Task brief:
Images excluded, repeat each entry below exactly.
::: Material for this task :::
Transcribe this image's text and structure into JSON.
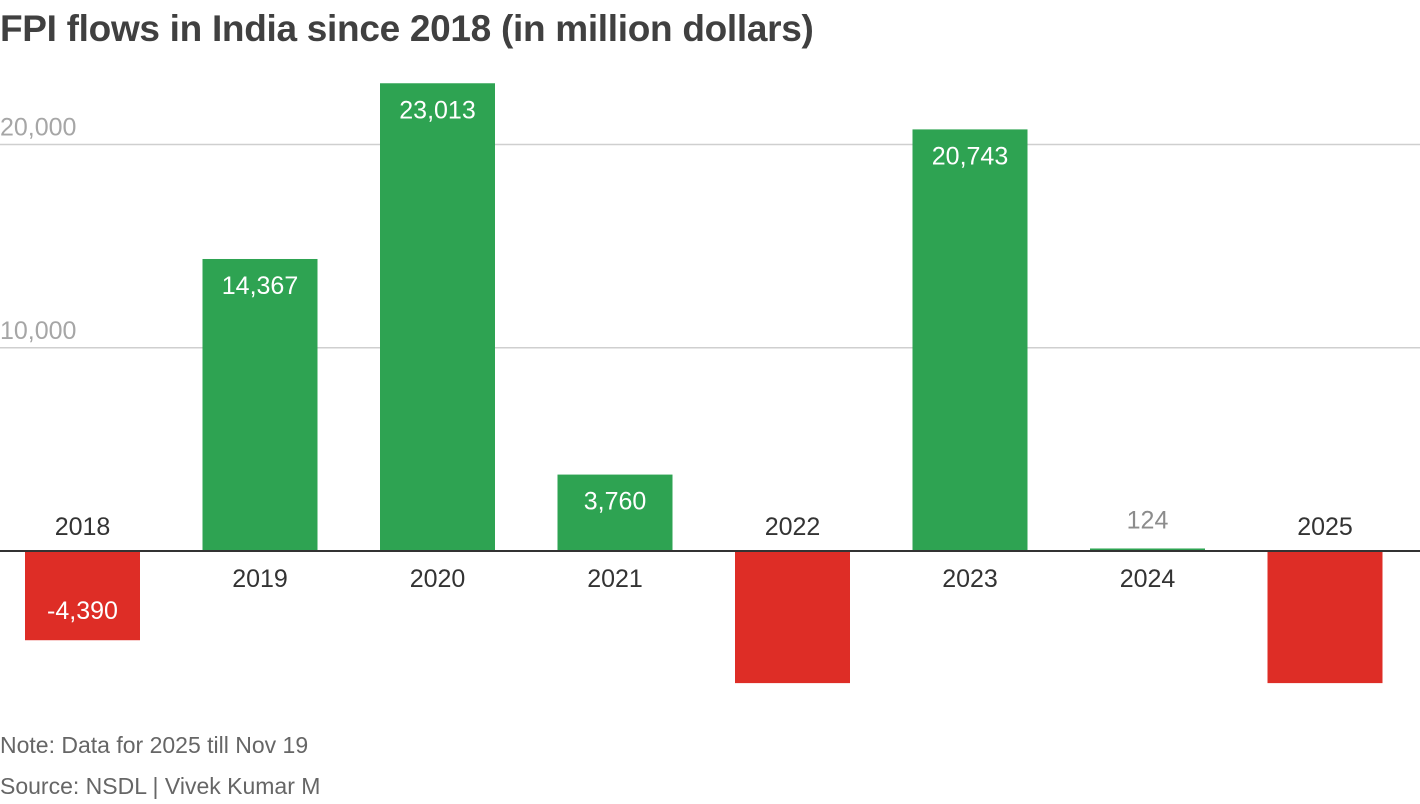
{
  "title": "FPI flows in India since 2018 (in million dollars)",
  "note": "Note: Data for 2025 till Nov 19",
  "source": "Source: NSDL | Vivek Kumar M",
  "colors": {
    "positive": "#2ea352",
    "negative": "#de2d26",
    "grid": "#cfcfcf",
    "axis": "#333333",
    "tick_label": "#a6a6a6"
  },
  "chart_data": {
    "type": "bar",
    "title": "FPI flows in India since 2018 (in million dollars)",
    "categories": [
      "2018",
      "2019",
      "2020",
      "2021",
      "2022",
      "2023",
      "2024",
      "2025"
    ],
    "values": [
      -4390,
      14367,
      23013,
      3760,
      -6500,
      20743,
      124,
      -6500
    ],
    "data_labels": [
      "-4,390",
      "14,367",
      "23,013",
      "3,760",
      "",
      "20,743",
      "124",
      ""
    ],
    "ylim": [
      -8500,
      25000
    ],
    "yticks": [
      10000,
      20000
    ],
    "ytick_labels": [
      "10,000",
      "20,000"
    ],
    "xlabel": "",
    "ylabel": "",
    "grid": true,
    "legend": "none"
  }
}
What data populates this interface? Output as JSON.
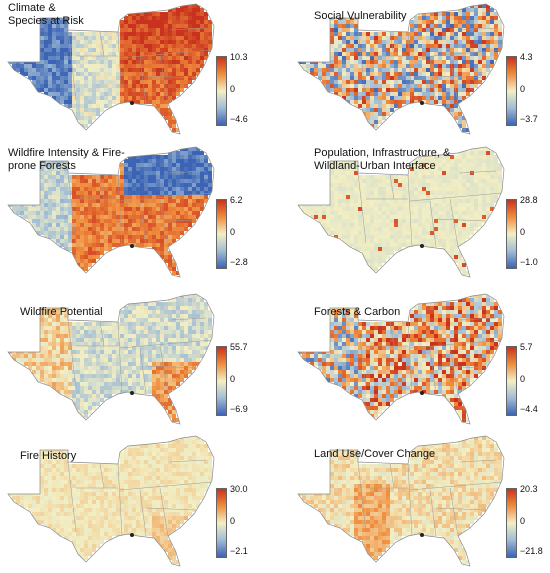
{
  "panels": [
    {
      "title_lines": [
        "Climate &",
        "Species at Risk"
      ],
      "max": "10.3",
      "mid": "0",
      "min": "−4.6",
      "pattern": "climate"
    },
    {
      "title_lines": [
        "Social Vulnerability"
      ],
      "max": "4.3",
      "mid": "0",
      "min": "−3.7",
      "pattern": "social"
    },
    {
      "title_lines": [
        "Wildfire Intensity & Fire-",
        "prone Forests"
      ],
      "max": "6.2",
      "mid": "0",
      "min": "−2.8",
      "pattern": "wildfire_intensity"
    },
    {
      "title_lines": [
        "Population, Infrastructure, &",
        "Wildland-Urban Interface"
      ],
      "max": "28.8",
      "mid": "0",
      "min": "−1.0",
      "pattern": "population"
    },
    {
      "title_lines": [
        "Wildfire Potential"
      ],
      "max": "55.7",
      "mid": "0",
      "min": "−6.9",
      "pattern": "potential"
    },
    {
      "title_lines": [
        "Forests & Carbon"
      ],
      "max": "5.7",
      "mid": "0",
      "min": "−4.4",
      "pattern": "forests"
    },
    {
      "title_lines": [
        "Fire History"
      ],
      "max": "30.0",
      "mid": "0",
      "min": "−2.1",
      "pattern": "history"
    },
    {
      "title_lines": [
        "Land Use/Cover Change"
      ],
      "max": "20.3",
      "mid": "0",
      "min": "−21.8",
      "pattern": "landuse"
    }
  ],
  "colors": {
    "high": "#c8321e",
    "mid_high": "#f08c3c",
    "neutral": "#f2efc4",
    "mid_low": "#a0bcd6",
    "low": "#3c64b4",
    "outline": "#8a8a8a"
  }
}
:::
Response:
Transcribe this image's text and structure into JSON.
{
  "title": "FPI flows in India since 2018 (in million dollars)",
  "note": "Note: Data for 2025 till Nov 19",
  "source": "Source: NSDL | Vivek Kumar M",
  "colors": {
    "positive": "#2ea352",
    "negative": "#de2d26",
    "grid": "#cfcfcf",
    "axis": "#333333",
    "tick_label": "#a6a6a6"
  },
  "chart_data": {
    "type": "bar",
    "title": "FPI flows in India since 2018 (in million dollars)",
    "categories": [
      "2018",
      "2019",
      "2020",
      "2021",
      "2022",
      "2023",
      "2024",
      "2025"
    ],
    "values": [
      -4390,
      14367,
      23013,
      3760,
      -6500,
      20743,
      124,
      -6500
    ],
    "data_labels": [
      "-4,390",
      "14,367",
      "23,013",
      "3,760",
      "",
      "20,743",
      "124",
      ""
    ],
    "ylim": [
      -8500,
      25000
    ],
    "yticks": [
      10000,
      20000
    ],
    "ytick_labels": [
      "10,000",
      "20,000"
    ],
    "xlabel": "",
    "ylabel": "",
    "grid": true,
    "legend": "none"
  }
}
What data populates this interface? Output as JSON.
{
  "panels": [
    {
      "title_lines": [
        "Climate &",
        "Species at Risk"
      ],
      "max": "10.3",
      "mid": "0",
      "min": "−4.6",
      "pattern": "climate"
    },
    {
      "title_lines": [
        "Social Vulnerability"
      ],
      "max": "4.3",
      "mid": "0",
      "min": "−3.7",
      "pattern": "social"
    },
    {
      "title_lines": [
        "Wildfire Intensity & Fire-",
        "prone Forests"
      ],
      "max": "6.2",
      "mid": "0",
      "min": "−2.8",
      "pattern": "wildfire_intensity"
    },
    {
      "title_lines": [
        "Population, Infrastructure, &",
        "Wildland-Urban Interface"
      ],
      "max": "28.8",
      "mid": "0",
      "min": "−1.0",
      "pattern": "population"
    },
    {
      "title_lines": [
        "Wildfire Potential"
      ],
      "max": "55.7",
      "mid": "0",
      "min": "−6.9",
      "pattern": "potential"
    },
    {
      "title_lines": [
        "Forests & Carbon"
      ],
      "max": "5.7",
      "mid": "0",
      "min": "−4.4",
      "pattern": "forests"
    },
    {
      "title_lines": [
        "Fire History"
      ],
      "max": "30.0",
      "mid": "0",
      "min": "−2.1",
      "pattern": "history"
    },
    {
      "title_lines": [
        "Land Use/Cover Change"
      ],
      "max": "20.3",
      "mid": "0",
      "min": "−21.8",
      "pattern": "landuse"
    }
  ],
  "colors": {
    "high": "#c8321e",
    "mid_high": "#f08c3c",
    "neutral": "#f2efc4",
    "mid_low": "#a0bcd6",
    "low": "#3c64b4",
    "outline": "#8a8a8a"
  }
}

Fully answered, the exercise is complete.